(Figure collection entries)
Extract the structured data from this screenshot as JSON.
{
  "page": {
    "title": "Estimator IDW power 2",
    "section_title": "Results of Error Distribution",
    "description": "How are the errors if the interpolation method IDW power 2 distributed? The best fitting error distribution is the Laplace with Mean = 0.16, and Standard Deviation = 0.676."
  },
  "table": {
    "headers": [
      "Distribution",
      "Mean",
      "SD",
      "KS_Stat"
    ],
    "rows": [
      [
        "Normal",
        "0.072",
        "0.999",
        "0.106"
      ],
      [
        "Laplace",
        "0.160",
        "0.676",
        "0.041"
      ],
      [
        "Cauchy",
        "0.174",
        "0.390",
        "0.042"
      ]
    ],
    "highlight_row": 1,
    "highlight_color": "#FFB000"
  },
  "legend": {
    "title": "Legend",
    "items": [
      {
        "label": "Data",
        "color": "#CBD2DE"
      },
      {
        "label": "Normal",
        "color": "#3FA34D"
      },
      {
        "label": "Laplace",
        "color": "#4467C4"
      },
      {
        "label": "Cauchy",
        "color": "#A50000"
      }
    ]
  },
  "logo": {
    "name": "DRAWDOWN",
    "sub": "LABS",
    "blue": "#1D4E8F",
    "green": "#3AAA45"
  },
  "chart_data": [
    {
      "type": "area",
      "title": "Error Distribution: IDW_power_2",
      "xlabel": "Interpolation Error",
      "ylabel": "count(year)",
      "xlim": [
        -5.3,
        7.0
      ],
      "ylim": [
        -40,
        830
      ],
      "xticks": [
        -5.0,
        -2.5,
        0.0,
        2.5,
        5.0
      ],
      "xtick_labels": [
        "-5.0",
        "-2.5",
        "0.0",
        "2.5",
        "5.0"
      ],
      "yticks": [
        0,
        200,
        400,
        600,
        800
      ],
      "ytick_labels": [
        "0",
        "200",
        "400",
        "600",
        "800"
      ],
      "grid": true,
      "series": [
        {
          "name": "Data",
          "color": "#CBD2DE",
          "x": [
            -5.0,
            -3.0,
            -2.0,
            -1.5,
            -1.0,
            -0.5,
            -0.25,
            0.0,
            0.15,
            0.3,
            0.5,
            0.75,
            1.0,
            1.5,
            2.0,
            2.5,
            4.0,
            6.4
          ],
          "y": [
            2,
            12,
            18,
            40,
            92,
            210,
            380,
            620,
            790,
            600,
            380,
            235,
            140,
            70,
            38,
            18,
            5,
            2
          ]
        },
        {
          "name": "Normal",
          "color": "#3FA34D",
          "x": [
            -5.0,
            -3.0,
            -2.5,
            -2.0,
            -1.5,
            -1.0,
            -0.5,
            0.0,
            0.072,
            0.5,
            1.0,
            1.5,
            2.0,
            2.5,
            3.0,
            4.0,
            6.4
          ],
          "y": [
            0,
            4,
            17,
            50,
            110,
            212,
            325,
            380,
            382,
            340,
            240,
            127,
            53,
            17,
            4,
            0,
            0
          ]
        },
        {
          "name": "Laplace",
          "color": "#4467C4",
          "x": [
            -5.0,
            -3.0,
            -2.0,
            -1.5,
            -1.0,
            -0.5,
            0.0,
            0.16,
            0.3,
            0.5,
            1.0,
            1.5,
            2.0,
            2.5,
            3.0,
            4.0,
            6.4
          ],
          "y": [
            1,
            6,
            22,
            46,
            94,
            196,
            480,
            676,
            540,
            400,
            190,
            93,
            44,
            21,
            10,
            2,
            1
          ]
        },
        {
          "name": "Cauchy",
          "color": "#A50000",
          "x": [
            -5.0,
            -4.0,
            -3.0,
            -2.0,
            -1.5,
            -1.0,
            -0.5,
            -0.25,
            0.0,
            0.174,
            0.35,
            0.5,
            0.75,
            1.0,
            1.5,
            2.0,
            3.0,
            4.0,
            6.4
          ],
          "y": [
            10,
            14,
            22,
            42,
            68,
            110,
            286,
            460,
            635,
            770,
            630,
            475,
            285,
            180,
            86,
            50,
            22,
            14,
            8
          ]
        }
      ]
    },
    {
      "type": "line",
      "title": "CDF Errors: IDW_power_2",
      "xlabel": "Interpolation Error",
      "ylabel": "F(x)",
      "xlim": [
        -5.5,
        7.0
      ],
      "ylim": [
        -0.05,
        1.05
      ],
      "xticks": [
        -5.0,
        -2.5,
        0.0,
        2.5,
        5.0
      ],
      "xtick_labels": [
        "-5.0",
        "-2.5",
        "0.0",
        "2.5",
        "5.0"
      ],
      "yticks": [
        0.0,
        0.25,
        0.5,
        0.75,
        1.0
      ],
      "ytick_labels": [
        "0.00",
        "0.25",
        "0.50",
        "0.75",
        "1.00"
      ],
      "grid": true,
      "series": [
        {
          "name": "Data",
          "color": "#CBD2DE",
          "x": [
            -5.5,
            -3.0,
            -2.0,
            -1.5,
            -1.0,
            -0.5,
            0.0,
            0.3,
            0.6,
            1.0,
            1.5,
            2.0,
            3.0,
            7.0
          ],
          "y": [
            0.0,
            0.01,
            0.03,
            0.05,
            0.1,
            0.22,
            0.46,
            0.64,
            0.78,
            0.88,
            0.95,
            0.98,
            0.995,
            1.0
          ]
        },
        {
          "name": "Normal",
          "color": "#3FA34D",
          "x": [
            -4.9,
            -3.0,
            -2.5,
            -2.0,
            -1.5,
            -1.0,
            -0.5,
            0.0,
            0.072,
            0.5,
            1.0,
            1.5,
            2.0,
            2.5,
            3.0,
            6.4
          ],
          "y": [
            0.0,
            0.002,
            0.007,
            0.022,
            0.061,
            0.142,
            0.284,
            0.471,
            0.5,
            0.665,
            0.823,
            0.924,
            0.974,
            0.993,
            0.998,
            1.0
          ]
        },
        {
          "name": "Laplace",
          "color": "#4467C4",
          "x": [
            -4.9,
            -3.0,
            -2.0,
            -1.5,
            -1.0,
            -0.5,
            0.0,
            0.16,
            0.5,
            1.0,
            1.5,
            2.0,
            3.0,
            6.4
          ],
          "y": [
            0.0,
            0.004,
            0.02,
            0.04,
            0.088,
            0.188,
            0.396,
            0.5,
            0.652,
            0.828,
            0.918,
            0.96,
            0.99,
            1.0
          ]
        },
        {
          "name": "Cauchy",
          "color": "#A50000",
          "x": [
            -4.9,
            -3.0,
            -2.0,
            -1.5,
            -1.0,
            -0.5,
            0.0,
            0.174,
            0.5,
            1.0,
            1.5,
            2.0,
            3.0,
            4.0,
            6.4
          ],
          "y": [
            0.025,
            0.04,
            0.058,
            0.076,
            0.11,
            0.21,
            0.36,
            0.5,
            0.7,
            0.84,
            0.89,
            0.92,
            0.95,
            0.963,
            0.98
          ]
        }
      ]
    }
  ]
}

> [Problem to work on] Output all of the material exactly as written.

> [Answer below]
Extract the structured data from this screenshot as JSON.
{
  "page": {
    "title": "Estimator IDW power 2",
    "section_title": "Results of Error Distribution",
    "description": "How are the errors if the interpolation method IDW power 2 distributed? The best fitting error distribution is the Laplace with Mean = 0.16, and Standard Deviation = 0.676."
  },
  "table": {
    "headers": [
      "Distribution",
      "Mean",
      "SD",
      "KS_Stat"
    ],
    "rows": [
      [
        "Normal",
        "0.072",
        "0.999",
        "0.106"
      ],
      [
        "Laplace",
        "0.160",
        "0.676",
        "0.041"
      ],
      [
        "Cauchy",
        "0.174",
        "0.390",
        "0.042"
      ]
    ],
    "highlight_row": 1,
    "highlight_color": "#FFB000"
  },
  "legend": {
    "title": "Legend",
    "items": [
      {
        "label": "Data",
        "color": "#CBD2DE"
      },
      {
        "label": "Normal",
        "color": "#3FA34D"
      },
      {
        "label": "Laplace",
        "color": "#4467C4"
      },
      {
        "label": "Cauchy",
        "color": "#A50000"
      }
    ]
  },
  "logo": {
    "name": "DRAWDOWN",
    "sub": "LABS",
    "blue": "#1D4E8F",
    "green": "#3AAA45"
  },
  "chart_data": [
    {
      "type": "area",
      "title": "Error Distribution: IDW_power_2",
      "xlabel": "Interpolation Error",
      "ylabel": "count(year)",
      "xlim": [
        -5.3,
        7.0
      ],
      "ylim": [
        -40,
        830
      ],
      "xticks": [
        -5.0,
        -2.5,
        0.0,
        2.5,
        5.0
      ],
      "xtick_labels": [
        "-5.0",
        "-2.5",
        "0.0",
        "2.5",
        "5.0"
      ],
      "yticks": [
        0,
        200,
        400,
        600,
        800
      ],
      "ytick_labels": [
        "0",
        "200",
        "400",
        "600",
        "800"
      ],
      "grid": true,
      "series": [
        {
          "name": "Data",
          "color": "#CBD2DE",
          "x": [
            -5.0,
            -3.0,
            -2.0,
            -1.5,
            -1.0,
            -0.5,
            -0.25,
            0.0,
            0.15,
            0.3,
            0.5,
            0.75,
            1.0,
            1.5,
            2.0,
            2.5,
            4.0,
            6.4
          ],
          "y": [
            2,
            12,
            18,
            40,
            92,
            210,
            380,
            620,
            790,
            600,
            380,
            235,
            140,
            70,
            38,
            18,
            5,
            2
          ]
        },
        {
          "name": "Normal",
          "color": "#3FA34D",
          "x": [
            -5.0,
            -3.0,
            -2.5,
            -2.0,
            -1.5,
            -1.0,
            -0.5,
            0.0,
            0.072,
            0.5,
            1.0,
            1.5,
            2.0,
            2.5,
            3.0,
            4.0,
            6.4
          ],
          "y": [
            0,
            4,
            17,
            50,
            110,
            212,
            325,
            380,
            382,
            340,
            240,
            127,
            53,
            17,
            4,
            0,
            0
          ]
        },
        {
          "name": "Laplace",
          "color": "#4467C4",
          "x": [
            -5.0,
            -3.0,
            -2.0,
            -1.5,
            -1.0,
            -0.5,
            0.0,
            0.16,
            0.3,
            0.5,
            1.0,
            1.5,
            2.0,
            2.5,
            3.0,
            4.0,
            6.4
          ],
          "y": [
            1,
            6,
            22,
            46,
            94,
            196,
            480,
            676,
            540,
            400,
            190,
            93,
            44,
            21,
            10,
            2,
            1
          ]
        },
        {
          "name": "Cauchy",
          "color": "#A50000",
          "x": [
            -5.0,
            -4.0,
            -3.0,
            -2.0,
            -1.5,
            -1.0,
            -0.5,
            -0.25,
            0.0,
            0.174,
            0.35,
            0.5,
            0.75,
            1.0,
            1.5,
            2.0,
            3.0,
            4.0,
            6.4
          ],
          "y": [
            10,
            14,
            22,
            42,
            68,
            110,
            286,
            460,
            635,
            770,
            630,
            475,
            285,
            180,
            86,
            50,
            22,
            14,
            8
          ]
        }
      ]
    },
    {
      "type": "line",
      "title": "CDF Errors: IDW_power_2",
      "xlabel": "Interpolation Error",
      "ylabel": "F(x)",
      "xlim": [
        -5.5,
        7.0
      ],
      "ylim": [
        -0.05,
        1.05
      ],
      "xticks": [
        -5.0,
        -2.5,
        0.0,
        2.5,
        5.0
      ],
      "xtick_labels": [
        "-5.0",
        "-2.5",
        "0.0",
        "2.5",
        "5.0"
      ],
      "yticks": [
        0.0,
        0.25,
        0.5,
        0.75,
        1.0
      ],
      "ytick_labels": [
        "0.00",
        "0.25",
        "0.50",
        "0.75",
        "1.00"
      ],
      "grid": true,
      "series": [
        {
          "name": "Data",
          "color": "#CBD2DE",
          "x": [
            -5.5,
            -3.0,
            -2.0,
            -1.5,
            -1.0,
            -0.5,
            0.0,
            0.3,
            0.6,
            1.0,
            1.5,
            2.0,
            3.0,
            7.0
          ],
          "y": [
            0.0,
            0.01,
            0.03,
            0.05,
            0.1,
            0.22,
            0.46,
            0.64,
            0.78,
            0.88,
            0.95,
            0.98,
            0.995,
            1.0
          ]
        },
        {
          "name": "Normal",
          "color": "#3FA34D",
          "x": [
            -4.9,
            -3.0,
            -2.5,
            -2.0,
            -1.5,
            -1.0,
            -0.5,
            0.0,
            0.072,
            0.5,
            1.0,
            1.5,
            2.0,
            2.5,
            3.0,
            6.4
          ],
          "y": [
            0.0,
            0.002,
            0.007,
            0.022,
            0.061,
            0.142,
            0.284,
            0.471,
            0.5,
            0.665,
            0.823,
            0.924,
            0.974,
            0.993,
            0.998,
            1.0
          ]
        },
        {
          "name": "Laplace",
          "color": "#4467C4",
          "x": [
            -4.9,
            -3.0,
            -2.0,
            -1.5,
            -1.0,
            -0.5,
            0.0,
            0.16,
            0.5,
            1.0,
            1.5,
            2.0,
            3.0,
            6.4
          ],
          "y": [
            0.0,
            0.004,
            0.02,
            0.04,
            0.088,
            0.188,
            0.396,
            0.5,
            0.652,
            0.828,
            0.918,
            0.96,
            0.99,
            1.0
          ]
        },
        {
          "name": "Cauchy",
          "color": "#A50000",
          "x": [
            -4.9,
            -3.0,
            -2.0,
            -1.5,
            -1.0,
            -0.5,
            0.0,
            0.174,
            0.5,
            1.0,
            1.5,
            2.0,
            3.0,
            4.0,
            6.4
          ],
          "y": [
            0.025,
            0.04,
            0.058,
            0.076,
            0.11,
            0.21,
            0.36,
            0.5,
            0.7,
            0.84,
            0.89,
            0.92,
            0.95,
            0.963,
            0.98
          ]
        }
      ]
    }
  ]
}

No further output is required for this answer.